## GIVEN EXERCISE
Copy each entry as it stands, leaving nothing out.

## SUPPLIED INFORMATION
***
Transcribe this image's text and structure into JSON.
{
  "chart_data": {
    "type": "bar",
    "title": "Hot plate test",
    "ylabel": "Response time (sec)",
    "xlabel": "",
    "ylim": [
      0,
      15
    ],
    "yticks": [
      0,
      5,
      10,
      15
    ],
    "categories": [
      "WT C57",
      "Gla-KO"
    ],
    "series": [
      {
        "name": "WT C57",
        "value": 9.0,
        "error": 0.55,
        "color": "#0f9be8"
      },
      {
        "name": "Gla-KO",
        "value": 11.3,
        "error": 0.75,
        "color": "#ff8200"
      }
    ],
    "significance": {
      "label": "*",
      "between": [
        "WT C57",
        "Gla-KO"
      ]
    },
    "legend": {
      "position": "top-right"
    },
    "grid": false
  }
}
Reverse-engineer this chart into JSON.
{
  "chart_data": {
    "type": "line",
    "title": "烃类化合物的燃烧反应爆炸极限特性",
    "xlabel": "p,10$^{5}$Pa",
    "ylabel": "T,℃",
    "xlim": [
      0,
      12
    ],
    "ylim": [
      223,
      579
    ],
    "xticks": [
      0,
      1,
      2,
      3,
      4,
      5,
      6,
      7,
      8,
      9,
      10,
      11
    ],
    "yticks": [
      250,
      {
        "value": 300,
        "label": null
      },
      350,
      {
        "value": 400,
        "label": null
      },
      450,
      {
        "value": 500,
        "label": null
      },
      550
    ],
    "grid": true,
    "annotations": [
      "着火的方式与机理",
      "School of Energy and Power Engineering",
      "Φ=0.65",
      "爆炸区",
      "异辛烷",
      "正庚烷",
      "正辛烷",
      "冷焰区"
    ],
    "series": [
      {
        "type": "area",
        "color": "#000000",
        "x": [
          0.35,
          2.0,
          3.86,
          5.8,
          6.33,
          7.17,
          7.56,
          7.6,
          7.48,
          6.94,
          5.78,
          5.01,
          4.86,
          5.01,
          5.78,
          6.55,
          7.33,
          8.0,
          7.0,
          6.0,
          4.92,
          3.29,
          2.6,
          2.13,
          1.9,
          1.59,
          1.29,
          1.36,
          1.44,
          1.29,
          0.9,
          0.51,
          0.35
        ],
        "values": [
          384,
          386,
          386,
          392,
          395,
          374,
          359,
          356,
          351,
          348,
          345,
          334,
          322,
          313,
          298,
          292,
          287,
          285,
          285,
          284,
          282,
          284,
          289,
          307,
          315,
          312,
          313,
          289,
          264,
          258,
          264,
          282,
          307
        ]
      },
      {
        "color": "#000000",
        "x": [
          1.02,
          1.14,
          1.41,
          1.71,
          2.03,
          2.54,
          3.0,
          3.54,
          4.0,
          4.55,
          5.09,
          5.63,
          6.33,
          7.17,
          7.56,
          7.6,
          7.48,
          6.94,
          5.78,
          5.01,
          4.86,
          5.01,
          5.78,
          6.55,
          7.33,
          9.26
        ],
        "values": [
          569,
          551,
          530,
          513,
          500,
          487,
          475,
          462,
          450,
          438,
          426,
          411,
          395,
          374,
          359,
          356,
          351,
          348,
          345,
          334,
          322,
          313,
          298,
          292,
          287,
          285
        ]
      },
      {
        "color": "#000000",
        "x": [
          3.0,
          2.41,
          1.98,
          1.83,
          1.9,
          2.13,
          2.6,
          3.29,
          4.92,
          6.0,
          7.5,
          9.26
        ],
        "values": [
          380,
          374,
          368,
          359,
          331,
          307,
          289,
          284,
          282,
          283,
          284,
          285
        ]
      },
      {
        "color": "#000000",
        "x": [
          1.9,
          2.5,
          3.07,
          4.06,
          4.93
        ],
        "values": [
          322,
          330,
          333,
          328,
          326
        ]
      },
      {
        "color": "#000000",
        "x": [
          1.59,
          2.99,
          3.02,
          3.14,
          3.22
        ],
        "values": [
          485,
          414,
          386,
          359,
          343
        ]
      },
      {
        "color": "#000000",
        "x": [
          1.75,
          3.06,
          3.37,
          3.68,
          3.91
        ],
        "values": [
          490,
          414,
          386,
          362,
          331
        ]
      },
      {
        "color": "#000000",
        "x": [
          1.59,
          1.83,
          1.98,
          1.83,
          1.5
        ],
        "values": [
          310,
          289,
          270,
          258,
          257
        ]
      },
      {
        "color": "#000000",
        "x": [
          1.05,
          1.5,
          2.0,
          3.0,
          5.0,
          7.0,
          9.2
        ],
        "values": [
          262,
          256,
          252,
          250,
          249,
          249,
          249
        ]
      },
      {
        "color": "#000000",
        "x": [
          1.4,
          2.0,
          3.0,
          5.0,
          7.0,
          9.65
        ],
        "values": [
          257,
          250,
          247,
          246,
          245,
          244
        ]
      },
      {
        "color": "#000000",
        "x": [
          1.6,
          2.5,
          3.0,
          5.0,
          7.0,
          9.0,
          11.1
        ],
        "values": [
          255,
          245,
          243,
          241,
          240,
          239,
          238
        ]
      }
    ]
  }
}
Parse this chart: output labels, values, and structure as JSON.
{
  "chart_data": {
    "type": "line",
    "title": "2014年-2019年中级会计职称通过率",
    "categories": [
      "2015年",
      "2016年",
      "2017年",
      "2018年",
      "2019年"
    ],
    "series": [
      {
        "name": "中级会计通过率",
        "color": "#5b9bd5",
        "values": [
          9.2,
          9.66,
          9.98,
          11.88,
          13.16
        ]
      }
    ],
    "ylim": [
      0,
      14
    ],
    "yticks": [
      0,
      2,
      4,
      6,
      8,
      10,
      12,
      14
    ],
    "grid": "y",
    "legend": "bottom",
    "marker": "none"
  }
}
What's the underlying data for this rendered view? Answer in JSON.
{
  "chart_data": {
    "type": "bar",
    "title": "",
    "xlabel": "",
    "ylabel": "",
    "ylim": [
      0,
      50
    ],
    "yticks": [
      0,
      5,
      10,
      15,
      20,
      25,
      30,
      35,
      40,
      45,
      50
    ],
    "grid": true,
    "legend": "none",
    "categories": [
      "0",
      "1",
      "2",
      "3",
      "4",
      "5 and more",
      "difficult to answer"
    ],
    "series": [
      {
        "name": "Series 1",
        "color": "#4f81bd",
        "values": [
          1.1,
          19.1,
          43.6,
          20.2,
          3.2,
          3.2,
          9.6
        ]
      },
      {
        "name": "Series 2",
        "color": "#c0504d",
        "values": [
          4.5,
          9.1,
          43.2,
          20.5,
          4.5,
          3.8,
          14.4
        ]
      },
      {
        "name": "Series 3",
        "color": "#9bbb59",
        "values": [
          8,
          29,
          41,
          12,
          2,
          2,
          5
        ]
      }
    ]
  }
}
***
## WRITTEN SOLUTION
Transcribe this image's text and structure into JSON.
{
  "chart_data": {
    "type": "bar",
    "title": "Hot plate test",
    "ylabel": "Response time (sec)",
    "xlabel": "",
    "ylim": [
      0,
      15
    ],
    "yticks": [
      0,
      5,
      10,
      15
    ],
    "categories": [
      "WT C57",
      "Gla-KO"
    ],
    "series": [
      {
        "name": "WT C57",
        "value": 9.0,
        "error": 0.55,
        "color": "#0f9be8"
      },
      {
        "name": "Gla-KO",
        "value": 11.3,
        "error": 0.75,
        "color": "#ff8200"
      }
    ],
    "significance": {
      "label": "*",
      "between": [
        "WT C57",
        "Gla-KO"
      ]
    },
    "legend": {
      "position": "top-right"
    },
    "grid": false
  }
}
Reverse-engineer this chart into JSON.
{
  "chart_data": {
    "type": "line",
    "title": "烃类化合物的燃烧反应爆炸极限特性",
    "xlabel": "p,10$^{5}$Pa",
    "ylabel": "T,℃",
    "xlim": [
      0,
      12
    ],
    "ylim": [
      223,
      579
    ],
    "xticks": [
      0,
      1,
      2,
      3,
      4,
      5,
      6,
      7,
      8,
      9,
      10,
      11
    ],
    "yticks": [
      250,
      {
        "value": 300,
        "label": null
      },
      350,
      {
        "value": 400,
        "label": null
      },
      450,
      {
        "value": 500,
        "label": null
      },
      550
    ],
    "grid": true,
    "annotations": [
      "着火的方式与机理",
      "School of Energy and Power Engineering",
      "Φ=0.65",
      "爆炸区",
      "异辛烷",
      "正庚烷",
      "正辛烷",
      "冷焰区"
    ],
    "series": [
      {
        "type": "area",
        "color": "#000000",
        "x": [
          0.35,
          2.0,
          3.86,
          5.8,
          6.33,
          7.17,
          7.56,
          7.6,
          7.48,
          6.94,
          5.78,
          5.01,
          4.86,
          5.01,
          5.78,
          6.55,
          7.33,
          8.0,
          7.0,
          6.0,
          4.92,
          3.29,
          2.6,
          2.13,
          1.9,
          1.59,
          1.29,
          1.36,
          1.44,
          1.29,
          0.9,
          0.51,
          0.35
        ],
        "values": [
          384,
          386,
          386,
          392,
          395,
          374,
          359,
          356,
          351,
          348,
          345,
          334,
          322,
          313,
          298,
          292,
          287,
          285,
          285,
          284,
          282,
          284,
          289,
          307,
          315,
          312,
          313,
          289,
          264,
          258,
          264,
          282,
          307
        ]
      },
      {
        "color": "#000000",
        "x": [
          1.02,
          1.14,
          1.41,
          1.71,
          2.03,
          2.54,
          3.0,
          3.54,
          4.0,
          4.55,
          5.09,
          5.63,
          6.33,
          7.17,
          7.56,
          7.6,
          7.48,
          6.94,
          5.78,
          5.01,
          4.86,
          5.01,
          5.78,
          6.55,
          7.33,
          9.26
        ],
        "values": [
          569,
          551,
          530,
          513,
          500,
          487,
          475,
          462,
          450,
          438,
          426,
          411,
          395,
          374,
          359,
          356,
          351,
          348,
          345,
          334,
          322,
          313,
          298,
          292,
          287,
          285
        ]
      },
      {
        "color": "#000000",
        "x": [
          3.0,
          2.41,
          1.98,
          1.83,
          1.9,
          2.13,
          2.6,
          3.29,
          4.92,
          6.0,
          7.5,
          9.26
        ],
        "values": [
          380,
          374,
          368,
          359,
          331,
          307,
          289,
          284,
          282,
          283,
          284,
          285
        ]
      },
      {
        "color": "#000000",
        "x": [
          1.9,
          2.5,
          3.07,
          4.06,
          4.93
        ],
        "values": [
          322,
          330,
          333,
          328,
          326
        ]
      },
      {
        "color": "#000000",
        "x": [
          1.59,
          2.99,
          3.02,
          3.14,
          3.22
        ],
        "values": [
          485,
          414,
          386,
          359,
          343
        ]
      },
      {
        "color": "#000000",
        "x": [
          1.75,
          3.06,
          3.37,
          3.68,
          3.91
        ],
        "values": [
          490,
          414,
          386,
          362,
          331
        ]
      },
      {
        "color": "#000000",
        "x": [
          1.59,
          1.83,
          1.98,
          1.83,
          1.5
        ],
        "values": [
          310,
          289,
          270,
          258,
          257
        ]
      },
      {
        "color": "#000000",
        "x": [
          1.05,
          1.5,
          2.0,
          3.0,
          5.0,
          7.0,
          9.2
        ],
        "values": [
          262,
          256,
          252,
          250,
          249,
          249,
          249
        ]
      },
      {
        "color": "#000000",
        "x": [
          1.4,
          2.0,
          3.0,
          5.0,
          7.0,
          9.65
        ],
        "values": [
          257,
          250,
          247,
          246,
          245,
          244
        ]
      },
      {
        "color": "#000000",
        "x": [
          1.6,
          2.5,
          3.0,
          5.0,
          7.0,
          9.0,
          11.1
        ],
        "values": [
          255,
          245,
          243,
          241,
          240,
          239,
          238
        ]
      }
    ]
  }
}
Parse this chart: output labels, values, and structure as JSON.
{
  "chart_data": {
    "type": "line",
    "title": "2014年-2019年中级会计职称通过率",
    "categories": [
      "2015年",
      "2016年",
      "2017年",
      "2018年",
      "2019年"
    ],
    "series": [
      {
        "name": "中级会计通过率",
        "color": "#5b9bd5",
        "values": [
          9.2,
          9.66,
          9.98,
          11.88,
          13.16
        ]
      }
    ],
    "ylim": [
      0,
      14
    ],
    "yticks": [
      0,
      2,
      4,
      6,
      8,
      10,
      12,
      14
    ],
    "grid": "y",
    "legend": "bottom",
    "marker": "none"
  }
}
What's the underlying data for this rendered view? Answer in JSON.
{
  "chart_data": {
    "type": "bar",
    "title": "",
    "xlabel": "",
    "ylabel": "",
    "ylim": [
      0,
      50
    ],
    "yticks": [
      0,
      5,
      10,
      15,
      20,
      25,
      30,
      35,
      40,
      45,
      50
    ],
    "grid": true,
    "legend": "none",
    "categories": [
      "0",
      "1",
      "2",
      "3",
      "4",
      "5 and more",
      "difficult to answer"
    ],
    "series": [
      {
        "name": "Series 1",
        "color": "#4f81bd",
        "values": [
          1.1,
          19.1,
          43.6,
          20.2,
          3.2,
          3.2,
          9.6
        ]
      },
      {
        "name": "Series 2",
        "color": "#c0504d",
        "values": [
          4.5,
          9.1,
          43.2,
          20.5,
          4.5,
          3.8,
          14.4
        ]
      },
      {
        "name": "Series 3",
        "color": "#9bbb59",
        "values": [
          8,
          29,
          41,
          12,
          2,
          2,
          5
        ]
      }
    ]
  }
}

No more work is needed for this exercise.